** BEGIN **

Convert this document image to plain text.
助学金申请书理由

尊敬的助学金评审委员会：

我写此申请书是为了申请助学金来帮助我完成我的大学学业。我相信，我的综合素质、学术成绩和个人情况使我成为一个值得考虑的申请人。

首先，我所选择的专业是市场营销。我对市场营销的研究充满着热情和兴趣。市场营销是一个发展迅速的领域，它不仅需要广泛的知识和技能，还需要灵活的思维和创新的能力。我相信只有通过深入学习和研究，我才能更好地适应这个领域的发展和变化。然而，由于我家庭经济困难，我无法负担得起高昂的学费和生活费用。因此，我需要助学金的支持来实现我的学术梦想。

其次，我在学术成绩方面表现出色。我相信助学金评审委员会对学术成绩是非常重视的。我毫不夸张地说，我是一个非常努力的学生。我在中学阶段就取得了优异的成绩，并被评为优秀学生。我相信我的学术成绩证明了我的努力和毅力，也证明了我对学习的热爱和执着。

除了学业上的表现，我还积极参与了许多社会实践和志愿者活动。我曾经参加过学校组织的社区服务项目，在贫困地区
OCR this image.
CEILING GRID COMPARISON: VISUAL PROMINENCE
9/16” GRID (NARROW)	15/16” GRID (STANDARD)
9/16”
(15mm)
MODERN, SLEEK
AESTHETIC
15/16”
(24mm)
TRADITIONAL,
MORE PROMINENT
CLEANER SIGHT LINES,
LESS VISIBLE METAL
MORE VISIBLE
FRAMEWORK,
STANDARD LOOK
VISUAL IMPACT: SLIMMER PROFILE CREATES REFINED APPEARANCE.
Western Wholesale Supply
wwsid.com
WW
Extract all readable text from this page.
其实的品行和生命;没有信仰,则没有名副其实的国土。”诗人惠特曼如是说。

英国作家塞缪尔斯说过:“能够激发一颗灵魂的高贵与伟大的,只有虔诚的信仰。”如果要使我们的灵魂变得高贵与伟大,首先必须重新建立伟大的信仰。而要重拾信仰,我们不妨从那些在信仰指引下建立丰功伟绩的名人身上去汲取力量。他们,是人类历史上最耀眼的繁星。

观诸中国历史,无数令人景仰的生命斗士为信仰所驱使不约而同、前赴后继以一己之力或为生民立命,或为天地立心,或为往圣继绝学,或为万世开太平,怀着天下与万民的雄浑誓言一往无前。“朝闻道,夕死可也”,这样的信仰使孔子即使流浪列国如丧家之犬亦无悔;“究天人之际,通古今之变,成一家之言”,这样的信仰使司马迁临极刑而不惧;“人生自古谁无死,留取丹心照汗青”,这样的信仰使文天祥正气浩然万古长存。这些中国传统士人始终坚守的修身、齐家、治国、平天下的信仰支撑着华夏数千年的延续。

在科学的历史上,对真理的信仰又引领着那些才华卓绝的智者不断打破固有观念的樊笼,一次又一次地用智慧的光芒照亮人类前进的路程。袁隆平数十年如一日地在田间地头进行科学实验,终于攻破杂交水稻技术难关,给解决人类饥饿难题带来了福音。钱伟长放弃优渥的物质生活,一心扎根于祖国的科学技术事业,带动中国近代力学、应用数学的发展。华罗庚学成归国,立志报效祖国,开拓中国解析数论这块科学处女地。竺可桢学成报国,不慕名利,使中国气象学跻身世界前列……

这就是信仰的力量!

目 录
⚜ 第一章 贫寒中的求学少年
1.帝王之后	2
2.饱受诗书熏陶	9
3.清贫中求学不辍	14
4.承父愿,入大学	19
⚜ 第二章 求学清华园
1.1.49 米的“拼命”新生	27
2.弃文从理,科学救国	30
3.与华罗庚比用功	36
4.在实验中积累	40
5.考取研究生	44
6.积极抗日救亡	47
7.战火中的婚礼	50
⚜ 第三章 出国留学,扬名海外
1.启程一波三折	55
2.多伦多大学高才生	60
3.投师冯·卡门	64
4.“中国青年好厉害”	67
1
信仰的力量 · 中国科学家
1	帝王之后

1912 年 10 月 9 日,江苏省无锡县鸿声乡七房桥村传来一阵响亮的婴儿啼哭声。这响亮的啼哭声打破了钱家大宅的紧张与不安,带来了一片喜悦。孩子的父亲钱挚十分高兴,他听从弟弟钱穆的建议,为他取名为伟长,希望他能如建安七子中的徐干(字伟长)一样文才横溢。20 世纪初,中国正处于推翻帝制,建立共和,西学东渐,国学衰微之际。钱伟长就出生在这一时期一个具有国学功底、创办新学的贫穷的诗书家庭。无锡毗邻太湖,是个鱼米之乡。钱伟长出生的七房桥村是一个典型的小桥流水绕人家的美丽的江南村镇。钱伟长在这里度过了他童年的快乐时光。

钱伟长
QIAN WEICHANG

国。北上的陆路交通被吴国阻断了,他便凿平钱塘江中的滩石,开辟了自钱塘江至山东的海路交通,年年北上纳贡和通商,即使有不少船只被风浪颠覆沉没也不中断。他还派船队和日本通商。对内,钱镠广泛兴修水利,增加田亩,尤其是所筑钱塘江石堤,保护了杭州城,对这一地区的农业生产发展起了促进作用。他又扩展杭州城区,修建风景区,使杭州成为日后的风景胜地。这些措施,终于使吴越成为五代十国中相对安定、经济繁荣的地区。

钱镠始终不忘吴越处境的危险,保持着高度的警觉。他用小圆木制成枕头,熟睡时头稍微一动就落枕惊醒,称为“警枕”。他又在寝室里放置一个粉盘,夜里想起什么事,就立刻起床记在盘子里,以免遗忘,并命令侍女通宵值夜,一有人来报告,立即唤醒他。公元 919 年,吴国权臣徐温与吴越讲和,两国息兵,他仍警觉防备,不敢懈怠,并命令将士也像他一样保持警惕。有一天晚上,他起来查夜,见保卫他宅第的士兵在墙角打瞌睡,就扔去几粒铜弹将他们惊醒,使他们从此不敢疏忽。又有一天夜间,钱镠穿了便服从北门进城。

** END **

EXERCISE DIRECTIONS — Repeat each entry word for word.

CORRECT RESPONSE —
Convert this document image to plain text.
助学金申请书理由

尊敬的助学金评审委员会：

我写此申请书是为了申请助学金来帮助我完成我的大学学业。我相信，我的综合素质、学术成绩和个人情况使我成为一个值得考虑的申请人。

首先，我所选择的专业是市场营销。我对市场营销的研究充满着热情和兴趣。市场营销是一个发展迅速的领域，它不仅需要广泛的知识和技能，还需要灵活的思维和创新的能力。我相信只有通过深入学习和研究，我才能更好地适应这个领域的发展和变化。然而，由于我家庭经济困难，我无法负担得起高昂的学费和生活费用。因此，我需要助学金的支持来实现我的学术梦想。

其次，我在学术成绩方面表现出色。我相信助学金评审委员会对学术成绩是非常重视的。我毫不夸张地说，我是一个非常努力的学生。我在中学阶段就取得了优异的成绩，并被评为优秀学生。我相信我的学术成绩证明了我的努力和毅力，也证明了我对学习的热爱和执着。

除了学业上的表现，我还积极参与了许多社会实践和志愿者活动。我曾经参加过学校组织的社区服务项目，在贫困地区
OCR this image.
CEILING GRID COMPARISON: VISUAL PROMINENCE
9/16” GRID (NARROW)	15/16” GRID (STANDARD)
9/16”
(15mm)
MODERN, SLEEK
AESTHETIC
15/16”
(24mm)
TRADITIONAL,
MORE PROMINENT
CLEANER SIGHT LINES,
LESS VISIBLE METAL
MORE VISIBLE
FRAMEWORK,
STANDARD LOOK
VISUAL IMPACT: SLIMMER PROFILE CREATES REFINED APPEARANCE.
Western Wholesale Supply
wwsid.com
WW
Extract all readable text from this page.
其实的品行和生命;没有信仰,则没有名副其实的国土。”诗人惠特曼如是说。

英国作家塞缪尔斯说过:“能够激发一颗灵魂的高贵与伟大的,只有虔诚的信仰。”如果要使我们的灵魂变得高贵与伟大,首先必须重新建立伟大的信仰。而要重拾信仰,我们不妨从那些在信仰指引下建立丰功伟绩的名人身上去汲取力量。他们,是人类历史上最耀眼的繁星。

观诸中国历史,无数令人景仰的生命斗士为信仰所驱使不约而同、前赴后继以一己之力或为生民立命,或为天地立心,或为往圣继绝学,或为万世开太平,怀着天下与万民的雄浑誓言一往无前。“朝闻道,夕死可也”,这样的信仰使孔子即使流浪列国如丧家之犬亦无悔;“究天人之际,通古今之变,成一家之言”,这样的信仰使司马迁临极刑而不惧;“人生自古谁无死,留取丹心照汗青”,这样的信仰使文天祥正气浩然万古长存。这些中国传统士人始终坚守的修身、齐家、治国、平天下的信仰支撑着华夏数千年的延续。

在科学的历史上,对真理的信仰又引领着那些才华卓绝的智者不断打破固有观念的樊笼,一次又一次地用智慧的光芒照亮人类前进的路程。袁隆平数十年如一日地在田间地头进行科学实验,终于攻破杂交水稻技术难关,给解决人类饥饿难题带来了福音。钱伟长放弃优渥的物质生活,一心扎根于祖国的科学技术事业,带动中国近代力学、应用数学的发展。华罗庚学成归国,立志报效祖国,开拓中国解析数论这块科学处女地。竺可桢学成报国,不慕名利,使中国气象学跻身世界前列……

这就是信仰的力量!

目 录
⚜ 第一章 贫寒中的求学少年
1.帝王之后	2
2.饱受诗书熏陶	9
3.清贫中求学不辍	14
4.承父愿,入大学	19
⚜ 第二章 求学清华园
1.1.49 米的“拼命”新生	27
2.弃文从理,科学救国	30
3.与华罗庚比用功	36
4.在实验中积累	40
5.考取研究生	44
6.积极抗日救亡	47
7.战火中的婚礼	50
⚜ 第三章 出国留学,扬名海外
1.启程一波三折	55
2.多伦多大学高才生	60
3.投师冯·卡门	64
4.“中国青年好厉害”	67
1
信仰的力量 · 中国科学家
1	帝王之后

1912 年 10 月 9 日,江苏省无锡县鸿声乡七房桥村传来一阵响亮的婴儿啼哭声。这响亮的啼哭声打破了钱家大宅的紧张与不安,带来了一片喜悦。孩子的父亲钱挚十分高兴,他听从弟弟钱穆的建议,为他取名为伟长,希望他能如建安七子中的徐干(字伟长)一样文才横溢。20 世纪初,中国正处于推翻帝制,建立共和,西学东渐,国学衰微之际。钱伟长就出生在这一时期一个具有国学功底、创办新学的贫穷的诗书家庭。无锡毗邻太湖,是个鱼米之乡。钱伟长出生的七房桥村是一个典型的小桥流水绕人家的美丽的江南村镇。钱伟长在这里度过了他童年的快乐时光。

钱伟长
QIAN WEICHANG

国。北上的陆路交通被吴国阻断了,他便凿平钱塘江中的滩石,开辟了自钱塘江至山东的海路交通,年年北上纳贡和通商,即使有不少船只被风浪颠覆沉没也不中断。他还派船队和日本通商。对内,钱镠广泛兴修水利,增加田亩,尤其是所筑钱塘江石堤,保护了杭州城,对这一地区的农业生产发展起了促进作用。他又扩展杭州城区,修建风景区,使杭州成为日后的风景胜地。这些措施,终于使吴越成为五代十国中相对安定、经济繁荣的地区。

钱镠始终不忘吴越处境的危险,保持着高度的警觉。他用小圆木制成枕头,熟睡时头稍微一动就落枕惊醒,称为“警枕”。他又在寝室里放置一个粉盘,夜里想起什么事,就立刻起床记在盘子里,以免遗忘,并命令侍女通宵值夜,一有人来报告,立即唤醒他。公元 919 年,吴国权臣徐温与吴越讲和,两国息兵,他仍警觉防备,不敢懈怠,并命令将士也像他一样保持警惕。有一天晚上,他起来查夜,见保卫他宅第的士兵在墙角打瞌睡,就扔去几粒铜弹将他们惊醒,使他们从此不敢疏忽。又有一天夜间,钱镠穿了便服从北门进城。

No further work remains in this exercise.